* BRIEF: For the data below, work out how many lines contain the word "LIGHT" and supply only that number.

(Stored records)

- - -

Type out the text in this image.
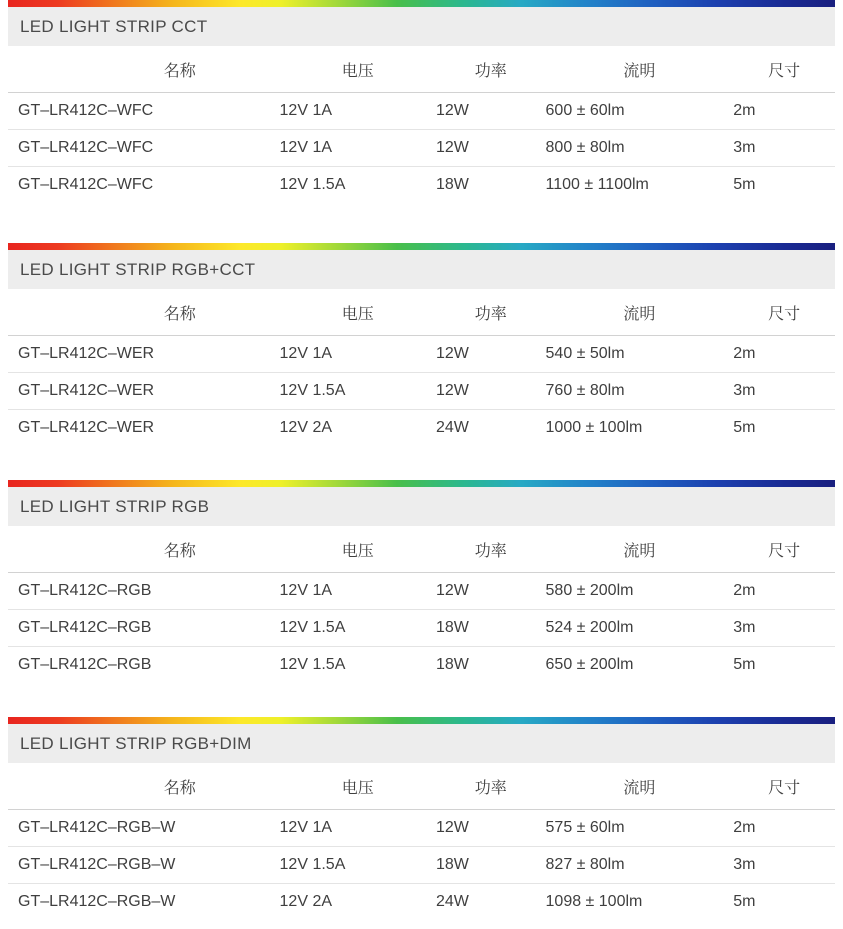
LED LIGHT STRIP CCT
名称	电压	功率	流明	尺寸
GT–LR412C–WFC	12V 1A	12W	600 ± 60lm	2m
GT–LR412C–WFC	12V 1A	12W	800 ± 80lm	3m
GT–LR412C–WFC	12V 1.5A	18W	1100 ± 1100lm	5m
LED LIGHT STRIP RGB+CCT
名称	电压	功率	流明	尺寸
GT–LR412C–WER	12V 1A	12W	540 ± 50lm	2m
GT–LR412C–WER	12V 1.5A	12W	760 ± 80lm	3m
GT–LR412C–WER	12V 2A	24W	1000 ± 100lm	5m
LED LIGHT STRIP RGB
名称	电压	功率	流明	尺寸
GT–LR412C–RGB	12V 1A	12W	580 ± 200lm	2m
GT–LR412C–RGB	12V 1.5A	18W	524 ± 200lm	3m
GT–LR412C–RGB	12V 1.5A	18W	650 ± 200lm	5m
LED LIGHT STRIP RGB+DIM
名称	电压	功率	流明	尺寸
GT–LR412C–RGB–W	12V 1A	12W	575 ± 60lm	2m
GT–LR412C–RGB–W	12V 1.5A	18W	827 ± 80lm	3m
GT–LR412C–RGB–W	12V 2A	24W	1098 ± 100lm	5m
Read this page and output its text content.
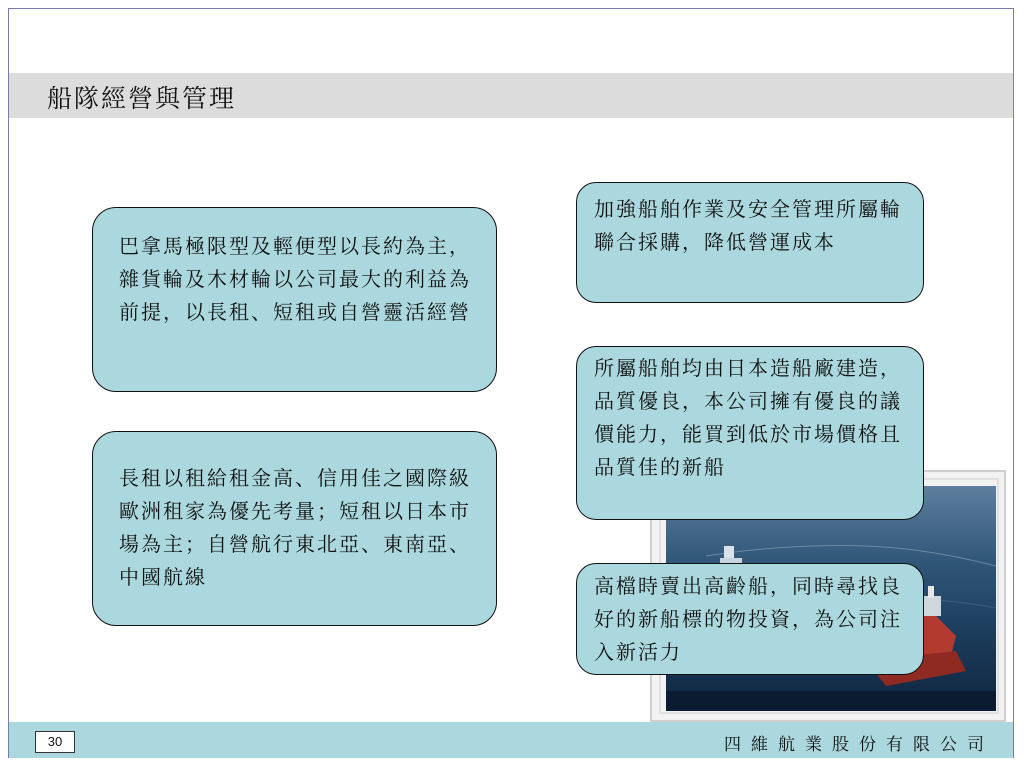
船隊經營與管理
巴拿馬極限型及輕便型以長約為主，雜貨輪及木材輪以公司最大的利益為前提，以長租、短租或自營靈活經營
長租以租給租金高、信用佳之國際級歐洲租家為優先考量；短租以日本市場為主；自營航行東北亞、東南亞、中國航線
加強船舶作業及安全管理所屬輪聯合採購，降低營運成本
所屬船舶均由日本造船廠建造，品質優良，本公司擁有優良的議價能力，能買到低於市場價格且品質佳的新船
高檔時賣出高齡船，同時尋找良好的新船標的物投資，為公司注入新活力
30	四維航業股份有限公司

- - -

* OUTPUT: 4